══ Data excerpts ══
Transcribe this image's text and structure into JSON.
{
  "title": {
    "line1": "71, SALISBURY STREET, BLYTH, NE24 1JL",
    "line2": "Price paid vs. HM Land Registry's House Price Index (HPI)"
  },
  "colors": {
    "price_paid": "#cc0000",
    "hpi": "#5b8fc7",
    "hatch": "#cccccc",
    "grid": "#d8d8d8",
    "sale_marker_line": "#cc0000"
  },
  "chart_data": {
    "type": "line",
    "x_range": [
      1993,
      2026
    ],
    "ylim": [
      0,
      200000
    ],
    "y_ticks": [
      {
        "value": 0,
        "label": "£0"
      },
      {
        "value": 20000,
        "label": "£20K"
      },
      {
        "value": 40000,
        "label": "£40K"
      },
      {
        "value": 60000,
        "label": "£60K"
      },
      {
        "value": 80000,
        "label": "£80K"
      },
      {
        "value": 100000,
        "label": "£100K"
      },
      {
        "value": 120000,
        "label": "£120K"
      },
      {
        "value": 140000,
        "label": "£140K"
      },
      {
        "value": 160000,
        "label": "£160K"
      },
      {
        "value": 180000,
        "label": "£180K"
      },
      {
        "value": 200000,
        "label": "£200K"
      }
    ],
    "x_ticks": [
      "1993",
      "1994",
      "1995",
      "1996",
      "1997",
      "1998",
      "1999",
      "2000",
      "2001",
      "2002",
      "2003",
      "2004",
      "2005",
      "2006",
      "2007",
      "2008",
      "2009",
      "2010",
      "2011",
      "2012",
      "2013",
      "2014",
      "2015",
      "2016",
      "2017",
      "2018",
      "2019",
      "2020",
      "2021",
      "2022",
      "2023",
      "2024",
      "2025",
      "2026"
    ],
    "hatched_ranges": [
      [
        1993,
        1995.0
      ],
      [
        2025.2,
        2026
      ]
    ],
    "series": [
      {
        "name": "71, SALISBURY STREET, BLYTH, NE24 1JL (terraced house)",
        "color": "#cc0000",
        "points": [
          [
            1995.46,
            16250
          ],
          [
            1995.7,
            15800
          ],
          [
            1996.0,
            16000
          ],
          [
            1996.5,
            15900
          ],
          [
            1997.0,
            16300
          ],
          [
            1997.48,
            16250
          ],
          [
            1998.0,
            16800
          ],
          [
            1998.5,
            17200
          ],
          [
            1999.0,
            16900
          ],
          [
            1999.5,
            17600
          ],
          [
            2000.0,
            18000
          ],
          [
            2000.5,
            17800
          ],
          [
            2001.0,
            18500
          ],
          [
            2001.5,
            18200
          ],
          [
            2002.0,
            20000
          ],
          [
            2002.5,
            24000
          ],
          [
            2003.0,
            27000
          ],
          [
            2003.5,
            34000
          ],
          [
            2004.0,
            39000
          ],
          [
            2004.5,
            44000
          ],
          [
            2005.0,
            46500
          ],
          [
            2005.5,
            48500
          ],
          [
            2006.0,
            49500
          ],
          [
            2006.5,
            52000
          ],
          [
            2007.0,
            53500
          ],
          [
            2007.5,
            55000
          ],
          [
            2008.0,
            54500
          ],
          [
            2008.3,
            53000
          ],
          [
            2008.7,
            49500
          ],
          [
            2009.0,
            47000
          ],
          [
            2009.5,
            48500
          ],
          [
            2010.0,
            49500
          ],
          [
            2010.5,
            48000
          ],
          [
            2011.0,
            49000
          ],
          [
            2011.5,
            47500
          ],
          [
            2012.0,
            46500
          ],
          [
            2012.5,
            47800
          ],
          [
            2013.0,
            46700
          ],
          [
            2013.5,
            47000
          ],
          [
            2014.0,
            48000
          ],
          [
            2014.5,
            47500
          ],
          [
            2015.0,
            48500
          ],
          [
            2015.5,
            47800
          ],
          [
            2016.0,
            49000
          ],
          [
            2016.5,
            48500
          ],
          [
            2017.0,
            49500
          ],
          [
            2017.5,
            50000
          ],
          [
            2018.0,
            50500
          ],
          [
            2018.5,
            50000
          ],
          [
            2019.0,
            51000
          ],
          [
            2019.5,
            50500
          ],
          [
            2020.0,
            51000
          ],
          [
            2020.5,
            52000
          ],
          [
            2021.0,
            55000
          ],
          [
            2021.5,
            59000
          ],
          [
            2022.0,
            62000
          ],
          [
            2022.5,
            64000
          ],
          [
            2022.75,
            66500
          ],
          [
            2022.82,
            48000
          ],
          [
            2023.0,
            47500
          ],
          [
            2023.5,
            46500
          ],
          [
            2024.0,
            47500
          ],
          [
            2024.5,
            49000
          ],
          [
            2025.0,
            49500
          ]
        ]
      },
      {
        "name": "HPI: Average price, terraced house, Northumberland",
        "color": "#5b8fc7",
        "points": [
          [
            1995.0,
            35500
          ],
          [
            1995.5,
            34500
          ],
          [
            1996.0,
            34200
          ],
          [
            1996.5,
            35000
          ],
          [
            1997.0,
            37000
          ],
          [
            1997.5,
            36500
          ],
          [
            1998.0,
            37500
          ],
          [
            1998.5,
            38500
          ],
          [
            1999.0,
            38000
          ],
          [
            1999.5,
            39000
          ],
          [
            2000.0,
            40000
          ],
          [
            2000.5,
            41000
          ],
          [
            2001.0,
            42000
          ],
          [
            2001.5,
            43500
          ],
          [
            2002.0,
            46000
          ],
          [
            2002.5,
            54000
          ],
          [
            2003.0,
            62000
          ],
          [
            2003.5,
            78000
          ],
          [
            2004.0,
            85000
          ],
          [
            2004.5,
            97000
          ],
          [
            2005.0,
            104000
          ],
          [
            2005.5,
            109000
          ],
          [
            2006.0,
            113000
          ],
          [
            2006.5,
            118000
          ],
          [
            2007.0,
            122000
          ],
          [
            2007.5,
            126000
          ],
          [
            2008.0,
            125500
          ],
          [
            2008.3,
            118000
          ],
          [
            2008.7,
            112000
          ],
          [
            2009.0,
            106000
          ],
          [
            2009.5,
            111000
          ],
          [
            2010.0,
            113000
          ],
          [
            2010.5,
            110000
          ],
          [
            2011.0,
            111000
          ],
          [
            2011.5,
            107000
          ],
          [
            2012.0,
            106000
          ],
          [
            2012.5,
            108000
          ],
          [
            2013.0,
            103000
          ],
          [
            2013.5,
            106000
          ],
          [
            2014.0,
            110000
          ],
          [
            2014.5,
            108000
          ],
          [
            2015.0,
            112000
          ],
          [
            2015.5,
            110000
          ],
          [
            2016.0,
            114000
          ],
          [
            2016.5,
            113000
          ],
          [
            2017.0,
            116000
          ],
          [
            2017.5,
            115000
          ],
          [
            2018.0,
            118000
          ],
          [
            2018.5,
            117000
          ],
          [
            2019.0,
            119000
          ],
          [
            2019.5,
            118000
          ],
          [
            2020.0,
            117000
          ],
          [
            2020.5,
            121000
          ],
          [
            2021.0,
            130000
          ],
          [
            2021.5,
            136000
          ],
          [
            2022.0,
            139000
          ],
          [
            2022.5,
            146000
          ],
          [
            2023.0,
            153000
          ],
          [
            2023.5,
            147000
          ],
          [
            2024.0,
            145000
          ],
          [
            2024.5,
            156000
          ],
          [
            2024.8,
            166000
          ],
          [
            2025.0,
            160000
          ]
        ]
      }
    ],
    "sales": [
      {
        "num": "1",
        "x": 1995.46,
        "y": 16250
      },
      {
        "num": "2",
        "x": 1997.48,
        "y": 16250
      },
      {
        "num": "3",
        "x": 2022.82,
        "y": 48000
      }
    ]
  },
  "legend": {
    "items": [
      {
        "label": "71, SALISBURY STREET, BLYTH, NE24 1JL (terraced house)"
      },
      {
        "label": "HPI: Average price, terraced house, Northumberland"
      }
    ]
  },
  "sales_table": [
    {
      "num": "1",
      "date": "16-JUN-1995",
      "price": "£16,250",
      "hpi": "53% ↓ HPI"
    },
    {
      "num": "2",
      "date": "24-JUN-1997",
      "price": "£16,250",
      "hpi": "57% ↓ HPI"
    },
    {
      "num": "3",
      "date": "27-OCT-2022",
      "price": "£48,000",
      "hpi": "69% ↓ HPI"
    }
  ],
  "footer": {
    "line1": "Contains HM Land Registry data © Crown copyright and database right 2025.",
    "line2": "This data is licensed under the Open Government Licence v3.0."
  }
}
═══
* _Task objective_
Return every line from the records above that holds the word "Registry".

* _The answer_
    "line2": "Price paid vs. HM Land Registry's House Price Index (HPI)"
    "line1": "Contains HM Land Registry data © Crown copyright and database right 2025.",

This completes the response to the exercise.